* What the task asks
Reproduce the listing below with "color-swatch" substituted for every "palette-swatch" and nothing else changed. Omit the pictures.

BEGIN Data shown

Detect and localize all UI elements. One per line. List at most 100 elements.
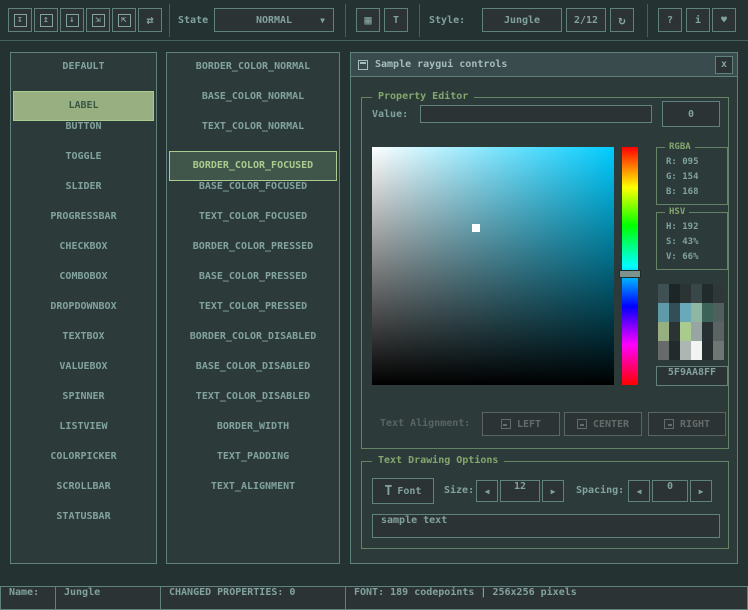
align-right-button[interactable]: RIGHT bbox=[648, 412, 726, 436]
property-list-item[interactable]: BORDER_COLOR_PRESSED bbox=[169, 241, 337, 271]
palette-swatch[interactable] bbox=[680, 322, 691, 341]
palette-swatch[interactable] bbox=[713, 284, 724, 303]
text-icon: T bbox=[393, 15, 399, 26]
control-list-item[interactable]: TOGGLE bbox=[13, 151, 154, 181]
control-list-item[interactable]: CHECKBOX bbox=[13, 241, 154, 271]
property-list-item[interactable]: BORDER_COLOR_DISABLED bbox=[169, 331, 337, 361]
palette-swatch[interactable] bbox=[713, 322, 724, 341]
palette-swatch[interactable] bbox=[702, 303, 713, 322]
palette-swatch[interactable] bbox=[713, 341, 724, 360]
palette-swatch[interactable] bbox=[702, 284, 713, 303]
palette-swatch[interactable] bbox=[680, 303, 691, 322]
palette-swatch[interactable] bbox=[658, 284, 669, 303]
align-center-button[interactable]: CENTER bbox=[564, 412, 642, 436]
chevron-down-icon: ▼ bbox=[320, 16, 325, 25]
control-list-item[interactable]: STATUSBAR bbox=[13, 511, 154, 541]
new-style-button[interactable]: ↧ bbox=[8, 8, 32, 32]
property-list-item[interactable]: BORDER_COLOR_FOCUSED bbox=[169, 151, 337, 181]
spacing-increase-button[interactable]: ▶ bbox=[690, 480, 712, 502]
palette-swatch[interactable] bbox=[658, 322, 669, 341]
control-list-item[interactable]: SLIDER bbox=[13, 181, 154, 211]
reload-style-button[interactable]: ↻ bbox=[610, 8, 634, 32]
sponsor-button[interactable]: ♥ bbox=[712, 8, 736, 32]
size-value[interactable]: 12 bbox=[500, 480, 540, 502]
color-picker[interactable] bbox=[372, 147, 614, 385]
font-view-button[interactable]: T bbox=[384, 8, 408, 32]
style-name-field[interactable]: Jungle bbox=[55, 586, 161, 610]
spacing-value[interactable]: 0 bbox=[652, 480, 688, 502]
control-list-item[interactable]: TEXTBOX bbox=[13, 331, 154, 361]
palette-swatch[interactable] bbox=[658, 303, 669, 322]
window-titlebar[interactable]: Sample raygui controls x bbox=[351, 53, 737, 77]
sample-text-box[interactable]: sample text bbox=[372, 514, 720, 538]
style-index-button[interactable]: 2/12 bbox=[566, 8, 606, 32]
font-button[interactable]: T Font bbox=[372, 478, 434, 504]
property-list-item[interactable]: TEXT_COLOR_PRESSED bbox=[169, 301, 337, 331]
control-list-item[interactable]: SCROLLBAR bbox=[13, 481, 154, 511]
control-list-item[interactable]: SPINNER bbox=[13, 391, 154, 421]
palette-swatch[interactable] bbox=[669, 341, 680, 360]
align-left-icon bbox=[501, 419, 511, 429]
value-mode-button[interactable]: 0 bbox=[662, 101, 720, 127]
statusbar: Name: Jungle CHANGED PROPERTIES: 0 FONT:… bbox=[0, 586, 748, 610]
value-input[interactable] bbox=[420, 105, 652, 123]
control-list-item[interactable]: VALUEBOX bbox=[13, 361, 154, 391]
color-picker-cursor[interactable] bbox=[472, 224, 480, 232]
palette-swatch[interactable] bbox=[702, 322, 713, 341]
palette-swatch[interactable] bbox=[691, 341, 702, 360]
size-increase-button[interactable]: ▶ bbox=[542, 480, 564, 502]
palette-swatch[interactable] bbox=[669, 303, 680, 322]
property-list-item[interactable]: BASE_COLOR_FOCUSED bbox=[169, 181, 337, 211]
reload-icon: ↻ bbox=[618, 14, 625, 26]
hue-slider-handle[interactable] bbox=[619, 270, 641, 278]
palette-swatch[interactable] bbox=[702, 341, 713, 360]
palette-swatch[interactable] bbox=[669, 322, 680, 341]
spacing-decrease-button[interactable]: ◀ bbox=[628, 480, 650, 502]
control-list-item[interactable]: DROPDOWNBOX bbox=[13, 301, 154, 331]
toolbar-divider bbox=[419, 4, 420, 37]
hex-value[interactable]: 5F9AA8FF bbox=[656, 366, 728, 386]
control-list-item[interactable]: LISTVIEW bbox=[13, 421, 154, 451]
property-list-item[interactable]: BORDER_COLOR_NORMAL bbox=[169, 61, 337, 91]
hue-slider[interactable] bbox=[622, 147, 638, 385]
property-list-item[interactable]: TEXT_ALIGNMENT bbox=[169, 481, 337, 511]
help-button[interactable]: ? bbox=[658, 8, 682, 32]
control-list-item[interactable]: PROGRESSBAR bbox=[13, 211, 154, 241]
property-list-item[interactable]: TEXT_COLOR_FOCUSED bbox=[169, 211, 337, 241]
text-alignment-label: Text Alignment: bbox=[380, 418, 470, 429]
random-style-button[interactable]: ⇄ bbox=[138, 8, 162, 32]
property-list-item[interactable]: BORDER_WIDTH bbox=[169, 421, 337, 451]
palette-swatch[interactable] bbox=[691, 303, 702, 322]
state-dropdown[interactable]: NORMAL ▼ bbox=[214, 8, 334, 32]
control-list-item[interactable]: DEFAULT bbox=[13, 61, 154, 91]
import-style-button[interactable]: ⇱ bbox=[112, 8, 136, 32]
property-list-item[interactable]: BASE_COLOR_PRESSED bbox=[169, 271, 337, 301]
save-style-button[interactable]: ↓ bbox=[60, 8, 84, 32]
style-table-view-button[interactable]: ▦ bbox=[356, 8, 380, 32]
close-button[interactable]: x bbox=[715, 56, 733, 74]
control-list-item[interactable]: LABEL bbox=[13, 91, 154, 121]
style-name-button[interactable]: Jungle bbox=[482, 8, 562, 32]
size-decrease-button[interactable]: ◀ bbox=[476, 480, 498, 502]
palette-swatch[interactable] bbox=[713, 303, 724, 322]
color-palette bbox=[658, 284, 724, 360]
control-list-item[interactable]: BUTTON bbox=[13, 121, 154, 151]
palette-swatch[interactable] bbox=[680, 341, 691, 360]
control-list-item[interactable]: COLORPICKER bbox=[13, 451, 154, 481]
palette-swatch[interactable] bbox=[680, 284, 691, 303]
property-list-item[interactable]: TEXT_COLOR_DISABLED bbox=[169, 391, 337, 421]
property-list-item[interactable]: BASE_COLOR_NORMAL bbox=[169, 91, 337, 121]
property-list-item[interactable]: TEXT_PADDING bbox=[169, 451, 337, 481]
control-list-item[interactable]: COMBOBOX bbox=[13, 271, 154, 301]
palette-swatch[interactable] bbox=[658, 341, 669, 360]
property-list-item[interactable]: BASE_COLOR_DISABLED bbox=[169, 361, 337, 391]
palette-swatch[interactable] bbox=[669, 284, 680, 303]
export-style-button[interactable]: ⇲ bbox=[86, 8, 110, 32]
controls-list: DEFAULTLABELBUTTONTOGGLESLIDERPROGRESSBA… bbox=[10, 52, 157, 564]
palette-swatch[interactable] bbox=[691, 322, 702, 341]
load-style-button[interactable]: ↥ bbox=[34, 8, 58, 32]
align-left-button[interactable]: LEFT bbox=[482, 412, 560, 436]
info-button[interactable]: i bbox=[686, 8, 710, 32]
property-list-item[interactable]: TEXT_COLOR_NORMAL bbox=[169, 121, 337, 151]
palette-swatch[interactable] bbox=[691, 284, 702, 303]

END Data shown

* Written solution
Detect and localize all UI elements. One per line. List at most 100 elements.
align-right-button[interactable]: RIGHT bbox=[648, 412, 726, 436]
property-list-item[interactable]: BORDER_COLOR_PRESSED bbox=[169, 241, 337, 271]
color-swatch[interactable] bbox=[680, 322, 691, 341]
color-swatch[interactable] bbox=[713, 284, 724, 303]
text-icon: T bbox=[393, 15, 399, 26]
control-list-item[interactable]: TOGGLE bbox=[13, 151, 154, 181]
control-list-item[interactable]: CHECKBOX bbox=[13, 241, 154, 271]
property-list-item[interactable]: BORDER_COLOR_DISABLED bbox=[169, 331, 337, 361]
color-swatch[interactable] bbox=[713, 322, 724, 341]
color-swatch[interactable] bbox=[702, 303, 713, 322]
color-swatch[interactable] bbox=[713, 341, 724, 360]
color-swatch[interactable] bbox=[702, 284, 713, 303]
color-swatch[interactable] bbox=[680, 303, 691, 322]
color-swatch[interactable] bbox=[658, 284, 669, 303]
align-center-button[interactable]: CENTER bbox=[564, 412, 642, 436]
chevron-down-icon: ▼ bbox=[320, 16, 325, 25]
control-list-item[interactable]: STATUSBAR bbox=[13, 511, 154, 541]
new-style-button[interactable]: ↧ bbox=[8, 8, 32, 32]
property-list-item[interactable]: BORDER_COLOR_FOCUSED bbox=[169, 151, 337, 181]
spacing-increase-button[interactable]: ▶ bbox=[690, 480, 712, 502]
color-swatch[interactable] bbox=[658, 322, 669, 341]
control-list-item[interactable]: SLIDER bbox=[13, 181, 154, 211]
reload-style-button[interactable]: ↻ bbox=[610, 8, 634, 32]
sponsor-button[interactable]: ♥ bbox=[712, 8, 736, 32]
size-value[interactable]: 12 bbox=[500, 480, 540, 502]
color-picker[interactable] bbox=[372, 147, 614, 385]
font-view-button[interactable]: T bbox=[384, 8, 408, 32]
style-name-field[interactable]: Jungle bbox=[55, 586, 161, 610]
spacing-value[interactable]: 0 bbox=[652, 480, 688, 502]
control-list-item[interactable]: TEXTBOX bbox=[13, 331, 154, 361]
color-swatch[interactable] bbox=[658, 303, 669, 322]
window-titlebar[interactable]: Sample raygui controls x bbox=[351, 53, 737, 77]
sample-text-box[interactable]: sample text bbox=[372, 514, 720, 538]
style-index-button[interactable]: 2/12 bbox=[566, 8, 606, 32]
font-button[interactable]: T Font bbox=[372, 478, 434, 504]
property-list-item[interactable]: TEXT_COLOR_PRESSED bbox=[169, 301, 337, 331]
control-list-item[interactable]: SCROLLBAR bbox=[13, 481, 154, 511]
control-list-item[interactable]: SPINNER bbox=[13, 391, 154, 421]
color-swatch[interactable] bbox=[669, 341, 680, 360]
align-left-icon bbox=[501, 419, 511, 429]
value-mode-button[interactable]: 0 bbox=[662, 101, 720, 127]
statusbar: Name: Jungle CHANGED PROPERTIES: 0 FONT:… bbox=[0, 586, 748, 610]
value-input[interactable] bbox=[420, 105, 652, 123]
control-list-item[interactable]: VALUEBOX bbox=[13, 361, 154, 391]
color-picker-cursor[interactable] bbox=[472, 224, 480, 232]
color-swatch[interactable] bbox=[702, 322, 713, 341]
color-swatch[interactable] bbox=[691, 341, 702, 360]
size-increase-button[interactable]: ▶ bbox=[542, 480, 564, 502]
color-swatch[interactable] bbox=[669, 303, 680, 322]
property-list-item[interactable]: BASE_COLOR_FOCUSED bbox=[169, 181, 337, 211]
reload-icon: ↻ bbox=[618, 14, 625, 26]
hue-slider-handle[interactable] bbox=[619, 270, 641, 278]
color-swatch[interactable] bbox=[702, 341, 713, 360]
color-swatch[interactable] bbox=[669, 322, 680, 341]
spacing-decrease-button[interactable]: ◀ bbox=[628, 480, 650, 502]
control-list-item[interactable]: DROPDOWNBOX bbox=[13, 301, 154, 331]
toolbar-divider bbox=[419, 4, 420, 37]
hex-value[interactable]: 5F9AA8FF bbox=[656, 366, 728, 386]
control-list-item[interactable]: LISTVIEW bbox=[13, 421, 154, 451]
property-list-item[interactable]: BORDER_COLOR_NORMAL bbox=[169, 61, 337, 91]
hue-slider[interactable] bbox=[622, 147, 638, 385]
property-list-item[interactable]: TEXT_ALIGNMENT bbox=[169, 481, 337, 511]
help-button[interactable]: ? bbox=[658, 8, 682, 32]
control-list-item[interactable]: PROGRESSBAR bbox=[13, 211, 154, 241]
property-list-item[interactable]: TEXT_COLOR_FOCUSED bbox=[169, 211, 337, 241]
text-alignment-label: Text Alignment: bbox=[380, 418, 470, 429]
random-style-button[interactable]: ⇄ bbox=[138, 8, 162, 32]
property-list-item[interactable]: BORDER_WIDTH bbox=[169, 421, 337, 451]
color-swatch[interactable] bbox=[691, 303, 702, 322]
state-dropdown[interactable]: NORMAL ▼ bbox=[214, 8, 334, 32]
control-list-item[interactable]: DEFAULT bbox=[13, 61, 154, 91]
import-style-button[interactable]: ⇱ bbox=[112, 8, 136, 32]
property-list-item[interactable]: BASE_COLOR_PRESSED bbox=[169, 271, 337, 301]
save-style-button[interactable]: ↓ bbox=[60, 8, 84, 32]
style-table-view-button[interactable]: ▦ bbox=[356, 8, 380, 32]
close-button[interactable]: x bbox=[715, 56, 733, 74]
control-list-item[interactable]: LABEL bbox=[13, 91, 154, 121]
style-name-button[interactable]: Jungle bbox=[482, 8, 562, 32]
size-decrease-button[interactable]: ◀ bbox=[476, 480, 498, 502]
color-swatch[interactable] bbox=[713, 303, 724, 322]
color-palette bbox=[658, 284, 724, 360]
control-list-item[interactable]: BUTTON bbox=[13, 121, 154, 151]
color-swatch[interactable] bbox=[680, 341, 691, 360]
control-list-item[interactable]: COLORPICKER bbox=[13, 451, 154, 481]
color-swatch[interactable] bbox=[680, 284, 691, 303]
property-list-item[interactable]: TEXT_COLOR_DISABLED bbox=[169, 391, 337, 421]
property-list-item[interactable]: BASE_COLOR_NORMAL bbox=[169, 91, 337, 121]
property-list-item[interactable]: TEXT_PADDING bbox=[169, 451, 337, 481]
control-list-item[interactable]: COMBOBOX bbox=[13, 271, 154, 301]
color-swatch[interactable] bbox=[658, 341, 669, 360]
property-list-item[interactable]: BASE_COLOR_DISABLED bbox=[169, 361, 337, 391]
color-swatch[interactable] bbox=[669, 284, 680, 303]
export-style-button[interactable]: ⇲ bbox=[86, 8, 110, 32]
controls-list: DEFAULTLABELBUTTONTOGGLESLIDERPROGRESSBA… bbox=[10, 52, 157, 564]
color-swatch[interactable] bbox=[691, 322, 702, 341]
load-style-button[interactable]: ↥ bbox=[34, 8, 58, 32]
align-left-button[interactable]: LEFT bbox=[482, 412, 560, 436]
info-button[interactable]: i bbox=[686, 8, 710, 32]
property-list-item[interactable]: TEXT_COLOR_NORMAL bbox=[169, 121, 337, 151]
color-swatch[interactable] bbox=[691, 284, 702, 303]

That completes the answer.